> **WRITTEN INSTRUCTION**
Scan the data below for the string "Loans". Copy every line where it appears.

Extracted data entries:
+++

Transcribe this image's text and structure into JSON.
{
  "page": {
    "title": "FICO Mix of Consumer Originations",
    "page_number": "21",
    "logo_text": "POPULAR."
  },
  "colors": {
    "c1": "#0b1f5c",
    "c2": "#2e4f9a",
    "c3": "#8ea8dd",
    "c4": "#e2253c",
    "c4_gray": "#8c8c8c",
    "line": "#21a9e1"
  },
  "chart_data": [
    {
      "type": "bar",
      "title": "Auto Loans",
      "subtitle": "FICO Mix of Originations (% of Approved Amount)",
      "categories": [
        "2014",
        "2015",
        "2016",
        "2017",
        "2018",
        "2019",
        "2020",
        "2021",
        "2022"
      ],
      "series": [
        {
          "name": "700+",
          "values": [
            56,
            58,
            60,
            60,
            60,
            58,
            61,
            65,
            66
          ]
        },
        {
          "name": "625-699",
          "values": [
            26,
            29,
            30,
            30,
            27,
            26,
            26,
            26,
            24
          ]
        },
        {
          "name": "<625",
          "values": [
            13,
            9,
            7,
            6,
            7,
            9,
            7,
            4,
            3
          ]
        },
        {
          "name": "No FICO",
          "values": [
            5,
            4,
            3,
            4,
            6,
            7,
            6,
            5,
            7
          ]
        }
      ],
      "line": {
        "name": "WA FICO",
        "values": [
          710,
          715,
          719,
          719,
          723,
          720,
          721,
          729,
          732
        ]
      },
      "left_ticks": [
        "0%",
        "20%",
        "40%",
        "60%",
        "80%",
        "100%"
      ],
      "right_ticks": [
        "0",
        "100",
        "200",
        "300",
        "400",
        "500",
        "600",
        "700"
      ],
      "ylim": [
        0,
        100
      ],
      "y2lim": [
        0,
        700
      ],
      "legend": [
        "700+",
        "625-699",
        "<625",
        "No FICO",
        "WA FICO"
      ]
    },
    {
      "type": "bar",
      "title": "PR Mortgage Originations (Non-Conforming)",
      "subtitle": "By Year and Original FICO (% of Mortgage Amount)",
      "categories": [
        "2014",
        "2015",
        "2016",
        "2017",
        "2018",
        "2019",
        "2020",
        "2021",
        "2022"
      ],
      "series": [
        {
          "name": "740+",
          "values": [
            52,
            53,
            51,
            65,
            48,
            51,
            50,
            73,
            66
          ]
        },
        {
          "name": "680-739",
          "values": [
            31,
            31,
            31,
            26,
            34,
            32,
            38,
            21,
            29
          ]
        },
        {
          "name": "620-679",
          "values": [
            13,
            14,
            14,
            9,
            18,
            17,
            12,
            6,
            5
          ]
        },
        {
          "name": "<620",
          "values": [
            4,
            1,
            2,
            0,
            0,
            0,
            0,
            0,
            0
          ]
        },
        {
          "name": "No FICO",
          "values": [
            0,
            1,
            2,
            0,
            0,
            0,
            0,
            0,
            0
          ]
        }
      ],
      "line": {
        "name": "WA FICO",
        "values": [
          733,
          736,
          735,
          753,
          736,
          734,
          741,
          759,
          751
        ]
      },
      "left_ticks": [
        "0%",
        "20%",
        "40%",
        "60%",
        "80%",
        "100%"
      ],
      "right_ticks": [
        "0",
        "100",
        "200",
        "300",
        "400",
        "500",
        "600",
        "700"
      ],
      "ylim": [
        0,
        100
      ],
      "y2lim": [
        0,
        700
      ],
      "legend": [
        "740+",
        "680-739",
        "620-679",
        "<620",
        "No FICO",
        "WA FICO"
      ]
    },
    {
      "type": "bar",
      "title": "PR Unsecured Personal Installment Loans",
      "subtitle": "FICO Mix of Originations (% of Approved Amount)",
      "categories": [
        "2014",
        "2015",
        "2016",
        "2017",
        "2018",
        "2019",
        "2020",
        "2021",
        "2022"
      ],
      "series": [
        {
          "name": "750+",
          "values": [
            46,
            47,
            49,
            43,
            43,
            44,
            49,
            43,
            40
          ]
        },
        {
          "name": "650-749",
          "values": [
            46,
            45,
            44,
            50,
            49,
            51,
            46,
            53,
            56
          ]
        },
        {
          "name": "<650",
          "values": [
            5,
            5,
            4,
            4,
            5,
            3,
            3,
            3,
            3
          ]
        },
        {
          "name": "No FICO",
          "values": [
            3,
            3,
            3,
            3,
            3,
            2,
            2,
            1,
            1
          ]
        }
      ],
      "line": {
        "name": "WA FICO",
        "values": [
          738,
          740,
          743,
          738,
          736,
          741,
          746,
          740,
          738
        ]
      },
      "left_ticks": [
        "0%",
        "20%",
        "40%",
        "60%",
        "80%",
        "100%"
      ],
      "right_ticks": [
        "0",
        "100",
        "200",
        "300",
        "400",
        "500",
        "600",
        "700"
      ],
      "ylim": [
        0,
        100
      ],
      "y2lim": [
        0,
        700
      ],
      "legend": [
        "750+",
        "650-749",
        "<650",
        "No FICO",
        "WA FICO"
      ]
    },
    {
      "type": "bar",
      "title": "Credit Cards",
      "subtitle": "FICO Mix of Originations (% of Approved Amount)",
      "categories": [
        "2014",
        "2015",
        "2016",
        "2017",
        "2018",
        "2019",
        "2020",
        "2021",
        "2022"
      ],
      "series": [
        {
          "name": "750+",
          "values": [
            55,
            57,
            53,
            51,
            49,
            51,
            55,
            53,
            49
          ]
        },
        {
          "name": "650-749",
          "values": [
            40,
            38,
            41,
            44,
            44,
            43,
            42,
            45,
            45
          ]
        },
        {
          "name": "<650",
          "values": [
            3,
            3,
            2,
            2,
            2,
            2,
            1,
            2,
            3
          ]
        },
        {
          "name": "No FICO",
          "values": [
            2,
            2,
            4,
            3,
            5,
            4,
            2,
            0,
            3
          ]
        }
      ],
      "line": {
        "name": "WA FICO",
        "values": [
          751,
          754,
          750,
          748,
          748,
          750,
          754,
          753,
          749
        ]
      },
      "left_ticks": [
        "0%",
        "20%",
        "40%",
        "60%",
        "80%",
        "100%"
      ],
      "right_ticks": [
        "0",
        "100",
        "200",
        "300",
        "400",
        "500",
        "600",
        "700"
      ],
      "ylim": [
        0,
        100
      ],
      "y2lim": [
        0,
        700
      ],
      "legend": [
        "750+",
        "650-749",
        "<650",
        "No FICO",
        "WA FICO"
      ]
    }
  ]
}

+++

> **TASK RESULT**
      "title": "Auto Loans",
      "title": "PR Unsecured Personal Installment Loans",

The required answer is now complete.